* _WHAT NEEDS TO BE DONE_: Skip the pictures and extract all of the lines exactly as written.

'''

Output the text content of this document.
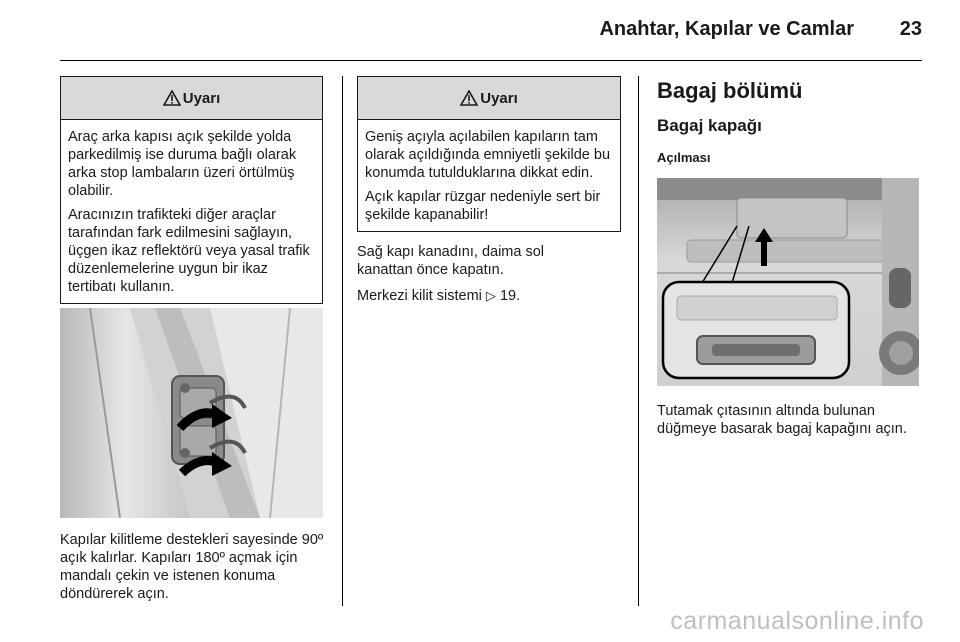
Anahtar, Kapılar ve Camlar 23
Uyarı

Araç arka kapısı açık şekilde yolda parkedilmiş ise duruma bağlı olarak arka stop lambaların üzeri örtülmüş olabilir.

Aracınızın trafikteki diğer araçlar tarafından fark edilmesini sağlayın, üçgen ikaz reflektörü veya yasal trafik düzenlemelerine uygun bir ikaz tertibatı kullanın.

Kapılar kilitleme destekleri sayesinde 90º açık kalırlar. Kapıları 180º açmak için mandalı çekin ve istenen konuma döndürerek açın.

Uyarı

Geniş açıyla açılabilen kapıların tam olarak açıldığında emniyetli şekilde bu konumda tutulduklarına dikkat edin.

Açık kapılar rüzgar nedeniyle sert bir şekilde kapanabilir!

Sağ kapı kanadını, daima sol kanattan önce kapatın.

Merkezi kilit sistemi ▷ 19.

Bagaj bölümü

Bagaj kapağı

Açılması

Tutamak çıtasının altında bulunan düğmeye basarak bagaj kapağını açın.

carmanualsonline.info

'''

* _CORRECT RESULT_:
Output the text content of this document.
Anahtar, Kapılar ve Camlar 23
Uyarı

Araç arka kapısı açık şekilde yolda parkedilmiş ise duruma bağlı olarak arka stop lambaların üzeri örtülmüş olabilir.

Aracınızın trafikteki diğer araçlar tarafından fark edilmesini sağlayın, üçgen ikaz reflektörü veya yasal trafik düzenlemelerine uygun bir ikaz tertibatı kullanın.

Kapılar kilitleme destekleri sayesinde 90º açık kalırlar. Kapıları 180º açmak için mandalı çekin ve istenen konuma döndürerek açın.

Uyarı

Geniş açıyla açılabilen kapıların tam olarak açıldığında emniyetli şekilde bu konumda tutulduklarına dikkat edin.

Açık kapılar rüzgar nedeniyle sert bir şekilde kapanabilir!

Sağ kapı kanadını, daima sol kanattan önce kapatın.

Merkezi kilit sistemi ▷ 19.

Bagaj bölümü

Bagaj kapağı

Açılması

Tutamak çıtasının altında bulunan düğmeye basarak bagaj kapağını açın.

carmanualsonline.info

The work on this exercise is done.